Stated goal:
Each entry must appear again exactly as it does in the source.

- - -

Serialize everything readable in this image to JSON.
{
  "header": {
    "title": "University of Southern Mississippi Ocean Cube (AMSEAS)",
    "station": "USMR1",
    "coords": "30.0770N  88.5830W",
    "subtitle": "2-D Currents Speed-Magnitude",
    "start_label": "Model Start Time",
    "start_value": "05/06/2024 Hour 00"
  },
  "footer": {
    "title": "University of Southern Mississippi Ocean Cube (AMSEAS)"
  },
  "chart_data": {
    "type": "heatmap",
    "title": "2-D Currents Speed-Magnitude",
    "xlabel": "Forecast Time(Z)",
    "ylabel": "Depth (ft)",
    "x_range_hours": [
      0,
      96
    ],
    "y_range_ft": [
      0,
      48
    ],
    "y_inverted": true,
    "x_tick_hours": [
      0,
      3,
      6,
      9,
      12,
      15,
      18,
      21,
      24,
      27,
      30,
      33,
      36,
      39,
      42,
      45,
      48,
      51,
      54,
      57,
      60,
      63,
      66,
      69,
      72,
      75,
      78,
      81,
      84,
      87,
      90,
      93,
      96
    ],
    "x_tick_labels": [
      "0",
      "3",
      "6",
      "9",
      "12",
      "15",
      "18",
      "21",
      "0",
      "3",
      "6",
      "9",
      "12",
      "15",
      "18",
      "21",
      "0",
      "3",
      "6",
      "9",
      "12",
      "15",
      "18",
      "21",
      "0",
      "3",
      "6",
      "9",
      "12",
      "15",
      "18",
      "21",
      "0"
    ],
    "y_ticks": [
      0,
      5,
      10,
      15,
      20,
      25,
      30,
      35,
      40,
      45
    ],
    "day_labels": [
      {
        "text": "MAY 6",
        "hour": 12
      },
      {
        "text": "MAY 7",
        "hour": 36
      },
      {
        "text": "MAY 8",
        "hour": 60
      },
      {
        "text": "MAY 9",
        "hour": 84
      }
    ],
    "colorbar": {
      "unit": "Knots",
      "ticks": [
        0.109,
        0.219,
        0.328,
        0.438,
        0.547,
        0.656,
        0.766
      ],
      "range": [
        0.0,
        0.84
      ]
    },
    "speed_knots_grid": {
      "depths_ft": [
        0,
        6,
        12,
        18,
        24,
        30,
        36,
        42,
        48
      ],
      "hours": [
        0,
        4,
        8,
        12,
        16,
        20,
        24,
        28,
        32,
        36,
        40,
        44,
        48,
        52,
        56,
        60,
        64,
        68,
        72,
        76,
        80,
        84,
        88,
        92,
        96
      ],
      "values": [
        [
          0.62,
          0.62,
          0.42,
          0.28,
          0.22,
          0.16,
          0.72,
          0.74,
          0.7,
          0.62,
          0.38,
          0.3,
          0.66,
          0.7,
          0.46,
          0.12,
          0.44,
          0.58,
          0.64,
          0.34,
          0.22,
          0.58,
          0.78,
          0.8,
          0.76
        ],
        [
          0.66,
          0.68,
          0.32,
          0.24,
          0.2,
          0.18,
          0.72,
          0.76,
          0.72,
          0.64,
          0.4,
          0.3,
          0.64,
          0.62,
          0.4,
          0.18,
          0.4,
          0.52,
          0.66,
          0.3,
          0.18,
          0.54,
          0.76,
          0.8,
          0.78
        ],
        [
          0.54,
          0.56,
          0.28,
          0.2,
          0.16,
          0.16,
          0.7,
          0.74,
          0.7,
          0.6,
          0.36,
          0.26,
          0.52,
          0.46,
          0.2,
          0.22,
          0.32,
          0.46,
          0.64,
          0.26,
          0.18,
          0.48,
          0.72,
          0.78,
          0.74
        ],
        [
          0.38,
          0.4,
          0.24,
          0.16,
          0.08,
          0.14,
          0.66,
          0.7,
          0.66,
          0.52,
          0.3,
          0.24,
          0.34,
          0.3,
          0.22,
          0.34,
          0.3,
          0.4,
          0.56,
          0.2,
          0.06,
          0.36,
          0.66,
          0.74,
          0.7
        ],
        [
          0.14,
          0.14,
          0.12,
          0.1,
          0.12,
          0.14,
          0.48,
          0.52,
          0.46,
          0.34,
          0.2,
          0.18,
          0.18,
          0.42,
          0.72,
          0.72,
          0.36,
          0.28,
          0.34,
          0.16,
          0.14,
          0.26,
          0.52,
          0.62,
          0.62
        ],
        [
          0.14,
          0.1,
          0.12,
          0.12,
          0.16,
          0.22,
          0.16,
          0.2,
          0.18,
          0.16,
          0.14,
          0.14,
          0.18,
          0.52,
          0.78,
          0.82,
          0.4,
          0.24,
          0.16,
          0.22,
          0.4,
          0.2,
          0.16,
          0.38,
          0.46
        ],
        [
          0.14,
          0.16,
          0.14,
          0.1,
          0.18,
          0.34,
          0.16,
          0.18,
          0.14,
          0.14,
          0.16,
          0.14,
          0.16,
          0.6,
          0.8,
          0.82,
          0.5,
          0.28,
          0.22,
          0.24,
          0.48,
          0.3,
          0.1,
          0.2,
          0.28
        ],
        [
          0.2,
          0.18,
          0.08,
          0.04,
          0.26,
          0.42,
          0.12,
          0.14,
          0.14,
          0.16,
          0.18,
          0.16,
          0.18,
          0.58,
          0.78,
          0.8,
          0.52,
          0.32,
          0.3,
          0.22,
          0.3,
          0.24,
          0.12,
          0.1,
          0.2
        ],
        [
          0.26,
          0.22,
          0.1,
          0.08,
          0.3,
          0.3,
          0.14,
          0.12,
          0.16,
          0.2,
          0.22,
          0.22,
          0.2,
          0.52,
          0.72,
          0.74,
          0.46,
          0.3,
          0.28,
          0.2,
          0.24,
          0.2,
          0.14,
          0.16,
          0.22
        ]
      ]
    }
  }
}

- - -

Solution to this task:
Serialize everything readable in this image to JSON.
{
  "header": {
    "title": "University of Southern Mississippi Ocean Cube (AMSEAS)",
    "station": "USMR1",
    "coords": "30.0770N  88.5830W",
    "subtitle": "2-D Currents Speed-Magnitude",
    "start_label": "Model Start Time",
    "start_value": "05/06/2024 Hour 00"
  },
  "footer": {
    "title": "University of Southern Mississippi Ocean Cube (AMSEAS)"
  },
  "chart_data": {
    "type": "heatmap",
    "title": "2-D Currents Speed-Magnitude",
    "xlabel": "Forecast Time(Z)",
    "ylabel": "Depth (ft)",
    "x_range_hours": [
      0,
      96
    ],
    "y_range_ft": [
      0,
      48
    ],
    "y_inverted": true,
    "x_tick_hours": [
      0,
      3,
      6,
      9,
      12,
      15,
      18,
      21,
      24,
      27,
      30,
      33,
      36,
      39,
      42,
      45,
      48,
      51,
      54,
      57,
      60,
      63,
      66,
      69,
      72,
      75,
      78,
      81,
      84,
      87,
      90,
      93,
      96
    ],
    "x_tick_labels": [
      "0",
      "3",
      "6",
      "9",
      "12",
      "15",
      "18",
      "21",
      "0",
      "3",
      "6",
      "9",
      "12",
      "15",
      "18",
      "21",
      "0",
      "3",
      "6",
      "9",
      "12",
      "15",
      "18",
      "21",
      "0",
      "3",
      "6",
      "9",
      "12",
      "15",
      "18",
      "21",
      "0"
    ],
    "y_ticks": [
      0,
      5,
      10,
      15,
      20,
      25,
      30,
      35,
      40,
      45
    ],
    "day_labels": [
      {
        "text": "MAY 6",
        "hour": 12
      },
      {
        "text": "MAY 7",
        "hour": 36
      },
      {
        "text": "MAY 8",
        "hour": 60
      },
      {
        "text": "MAY 9",
        "hour": 84
      }
    ],
    "colorbar": {
      "unit": "Knots",
      "ticks": [
        0.109,
        0.219,
        0.328,
        0.438,
        0.547,
        0.656,
        0.766
      ],
      "range": [
        0.0,
        0.84
      ]
    },
    "speed_knots_grid": {
      "depths_ft": [
        0,
        6,
        12,
        18,
        24,
        30,
        36,
        42,
        48
      ],
      "hours": [
        0,
        4,
        8,
        12,
        16,
        20,
        24,
        28,
        32,
        36,
        40,
        44,
        48,
        52,
        56,
        60,
        64,
        68,
        72,
        76,
        80,
        84,
        88,
        92,
        96
      ],
      "values": [
        [
          0.62,
          0.62,
          0.42,
          0.28,
          0.22,
          0.16,
          0.72,
          0.74,
          0.7,
          0.62,
          0.38,
          0.3,
          0.66,
          0.7,
          0.46,
          0.12,
          0.44,
          0.58,
          0.64,
          0.34,
          0.22,
          0.58,
          0.78,
          0.8,
          0.76
        ],
        [
          0.66,
          0.68,
          0.32,
          0.24,
          0.2,
          0.18,
          0.72,
          0.76,
          0.72,
          0.64,
          0.4,
          0.3,
          0.64,
          0.62,
          0.4,
          0.18,
          0.4,
          0.52,
          0.66,
          0.3,
          0.18,
          0.54,
          0.76,
          0.8,
          0.78
        ],
        [
          0.54,
          0.56,
          0.28,
          0.2,
          0.16,
          0.16,
          0.7,
          0.74,
          0.7,
          0.6,
          0.36,
          0.26,
          0.52,
          0.46,
          0.2,
          0.22,
          0.32,
          0.46,
          0.64,
          0.26,
          0.18,
          0.48,
          0.72,
          0.78,
          0.74
        ],
        [
          0.38,
          0.4,
          0.24,
          0.16,
          0.08,
          0.14,
          0.66,
          0.7,
          0.66,
          0.52,
          0.3,
          0.24,
          0.34,
          0.3,
          0.22,
          0.34,
          0.3,
          0.4,
          0.56,
          0.2,
          0.06,
          0.36,
          0.66,
          0.74,
          0.7
        ],
        [
          0.14,
          0.14,
          0.12,
          0.1,
          0.12,
          0.14,
          0.48,
          0.52,
          0.46,
          0.34,
          0.2,
          0.18,
          0.18,
          0.42,
          0.72,
          0.72,
          0.36,
          0.28,
          0.34,
          0.16,
          0.14,
          0.26,
          0.52,
          0.62,
          0.62
        ],
        [
          0.14,
          0.1,
          0.12,
          0.12,
          0.16,
          0.22,
          0.16,
          0.2,
          0.18,
          0.16,
          0.14,
          0.14,
          0.18,
          0.52,
          0.78,
          0.82,
          0.4,
          0.24,
          0.16,
          0.22,
          0.4,
          0.2,
          0.16,
          0.38,
          0.46
        ],
        [
          0.14,
          0.16,
          0.14,
          0.1,
          0.18,
          0.34,
          0.16,
          0.18,
          0.14,
          0.14,
          0.16,
          0.14,
          0.16,
          0.6,
          0.8,
          0.82,
          0.5,
          0.28,
          0.22,
          0.24,
          0.48,
          0.3,
          0.1,
          0.2,
          0.28
        ],
        [
          0.2,
          0.18,
          0.08,
          0.04,
          0.26,
          0.42,
          0.12,
          0.14,
          0.14,
          0.16,
          0.18,
          0.16,
          0.18,
          0.58,
          0.78,
          0.8,
          0.52,
          0.32,
          0.3,
          0.22,
          0.3,
          0.24,
          0.12,
          0.1,
          0.2
        ],
        [
          0.26,
          0.22,
          0.1,
          0.08,
          0.3,
          0.3,
          0.14,
          0.12,
          0.16,
          0.2,
          0.22,
          0.22,
          0.2,
          0.52,
          0.72,
          0.74,
          0.46,
          0.3,
          0.28,
          0.2,
          0.24,
          0.2,
          0.14,
          0.16,
          0.22
        ]
      ]
    }
  }
}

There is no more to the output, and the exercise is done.